> [Extracts from a graphics dataset]:
— BEGIN —

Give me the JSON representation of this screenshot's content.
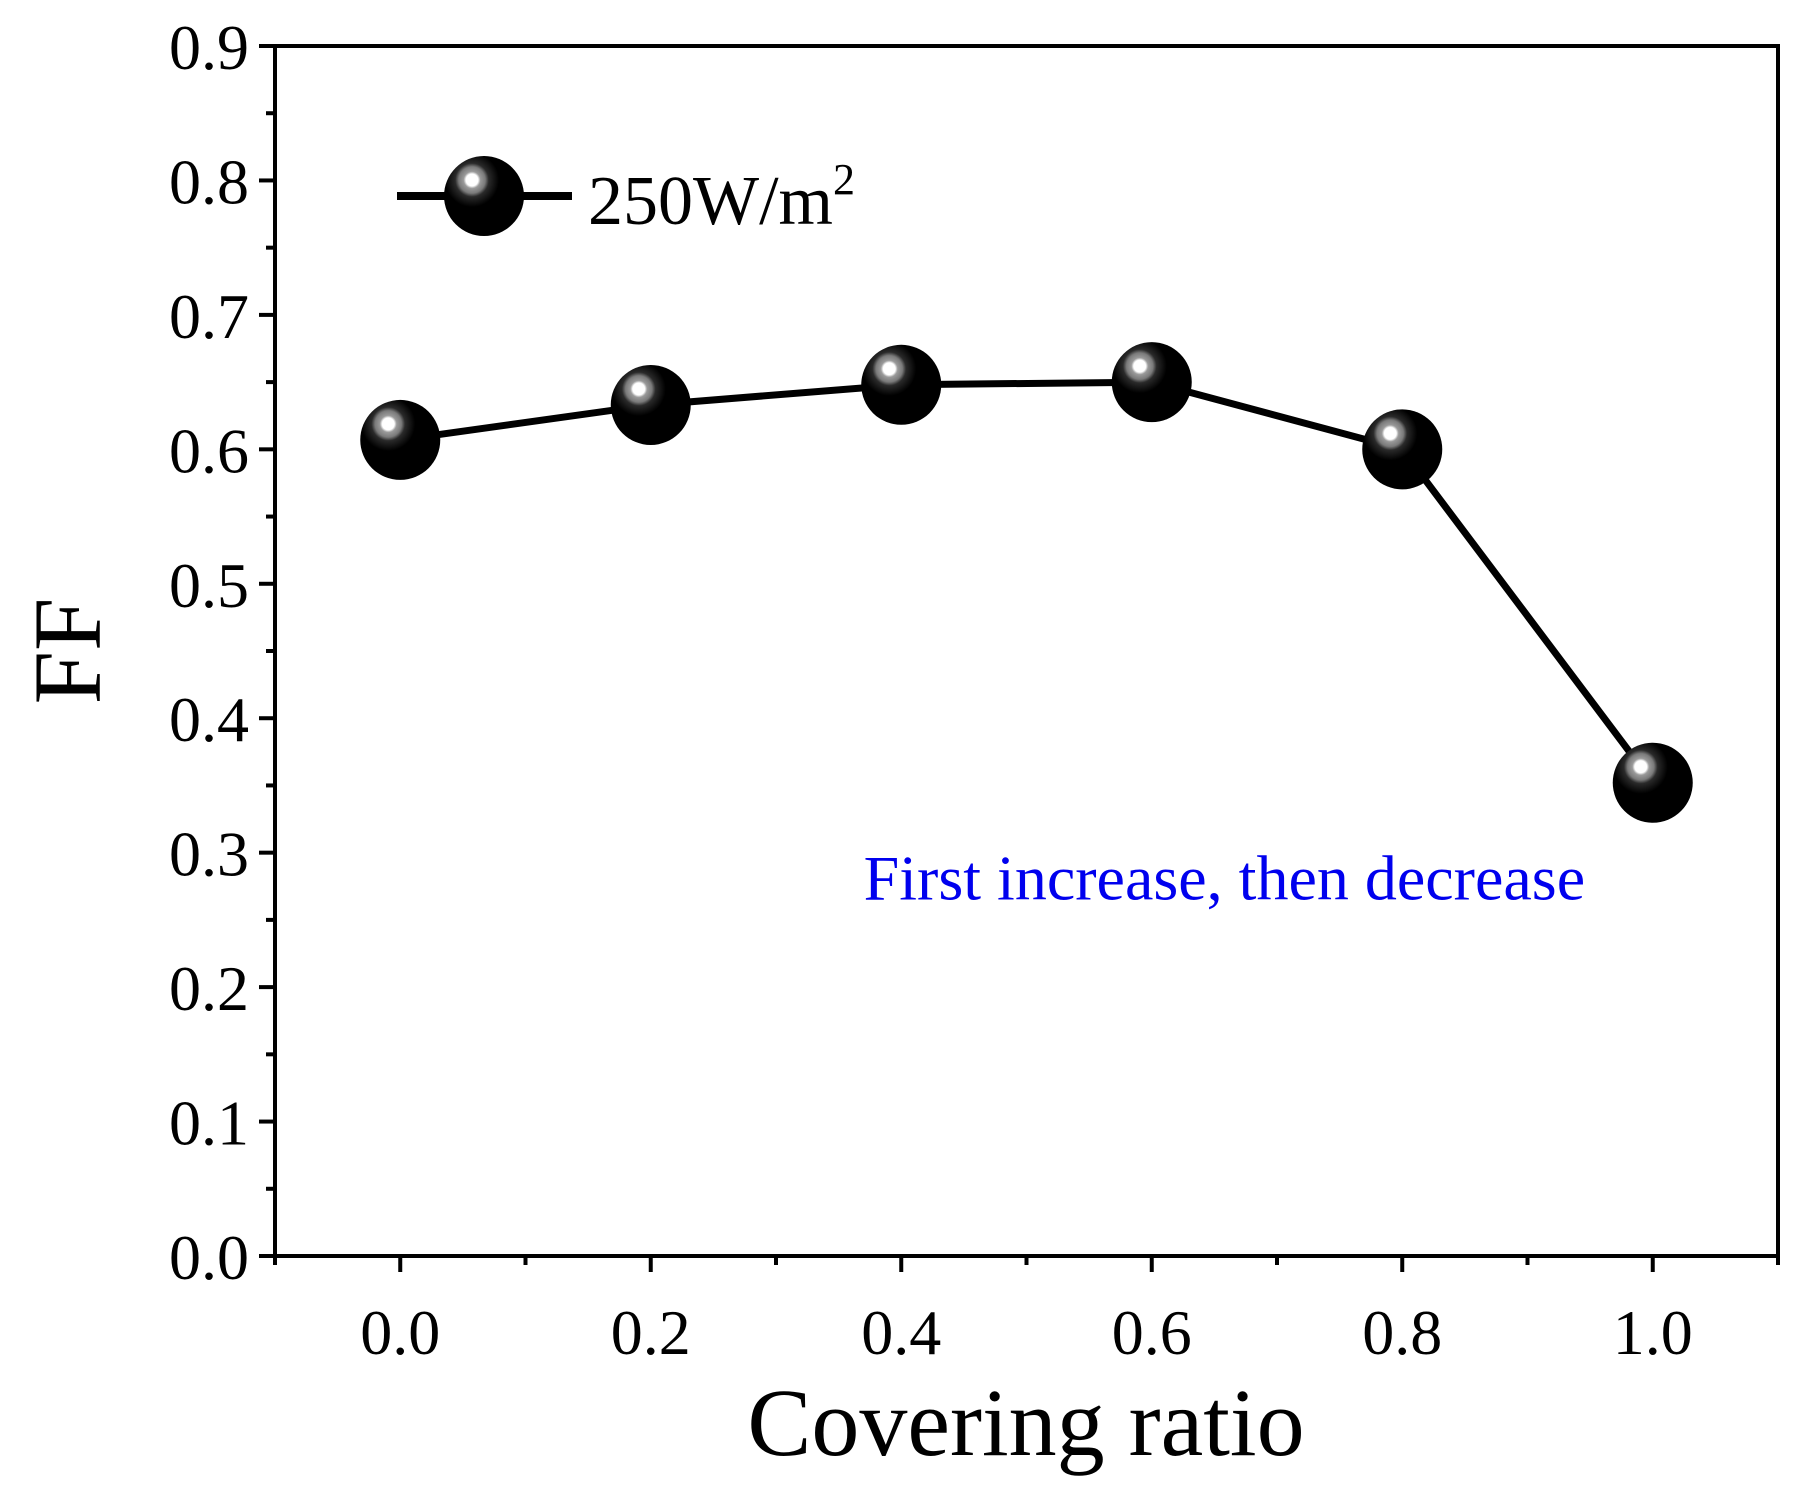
{
  "chart_data": {
    "type": "line",
    "title": "",
    "xlabel": "Covering ratio",
    "ylabel": "FF",
    "xlim": [
      -0.1,
      1.1
    ],
    "ylim": [
      0.0,
      0.9
    ],
    "x_ticks": [
      0.0,
      0.2,
      0.4,
      0.6,
      0.8,
      1.0
    ],
    "x_tick_labels": [
      "0.0",
      "0.2",
      "0.4",
      "0.6",
      "0.8",
      "1.0"
    ],
    "y_ticks": [
      0.0,
      0.1,
      0.2,
      0.3,
      0.4,
      0.5,
      0.6,
      0.7,
      0.8,
      0.9
    ],
    "y_tick_labels": [
      "0.0",
      "0.1",
      "0.2",
      "0.3",
      "0.4",
      "0.5",
      "0.6",
      "0.7",
      "0.8",
      "0.9"
    ],
    "grid": false,
    "legend_position": "top-left",
    "series": [
      {
        "name": "250W/m",
        "name_superscript": "2",
        "color": "#000000",
        "x": [
          0.0,
          0.2,
          0.4,
          0.6,
          0.8,
          1.0
        ],
        "y": [
          0.607,
          0.633,
          0.648,
          0.65,
          0.6,
          0.352
        ]
      }
    ],
    "annotations": [
      {
        "text": "First increase, then decrease",
        "color": "#0000ee",
        "x": 0.37,
        "y": 0.265
      }
    ]
  }
}
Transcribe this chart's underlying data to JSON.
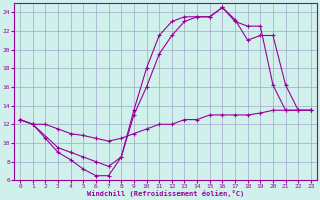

— END —

> [Required work]:
Extract the text of all the records above verbatim, excluding pictures.

> [Task response]:
Give me the JSON representation of this screenshot's content.
{
  "chart_data": {
    "type": "line",
    "title": "",
    "xlabel": "Covering ratio",
    "ylabel": "FF",
    "xlim": [
      -0.1,
      1.1
    ],
    "ylim": [
      0.0,
      0.9
    ],
    "x_ticks": [
      0.0,
      0.2,
      0.4,
      0.6,
      0.8,
      1.0
    ],
    "x_tick_labels": [
      "0.0",
      "0.2",
      "0.4",
      "0.6",
      "0.8",
      "1.0"
    ],
    "y_ticks": [
      0.0,
      0.1,
      0.2,
      0.3,
      0.4,
      0.5,
      0.6,
      0.7,
      0.8,
      0.9
    ],
    "y_tick_labels": [
      "0.0",
      "0.1",
      "0.2",
      "0.3",
      "0.4",
      "0.5",
      "0.6",
      "0.7",
      "0.8",
      "0.9"
    ],
    "grid": false,
    "legend_position": "top-left",
    "series": [
      {
        "name": "250W/m",
        "name_superscript": "2",
        "color": "#000000",
        "x": [
          0.0,
          0.2,
          0.4,
          0.6,
          0.8,
          1.0
        ],
        "y": [
          0.607,
          0.633,
          0.648,
          0.65,
          0.6,
          0.352
        ]
      }
    ],
    "annotations": [
      {
        "text": "First increase, then decrease",
        "color": "#0000ee",
        "x": 0.37,
        "y": 0.265
      }
    ]
  }
}
Transcribe this chart's underlying data to JSON.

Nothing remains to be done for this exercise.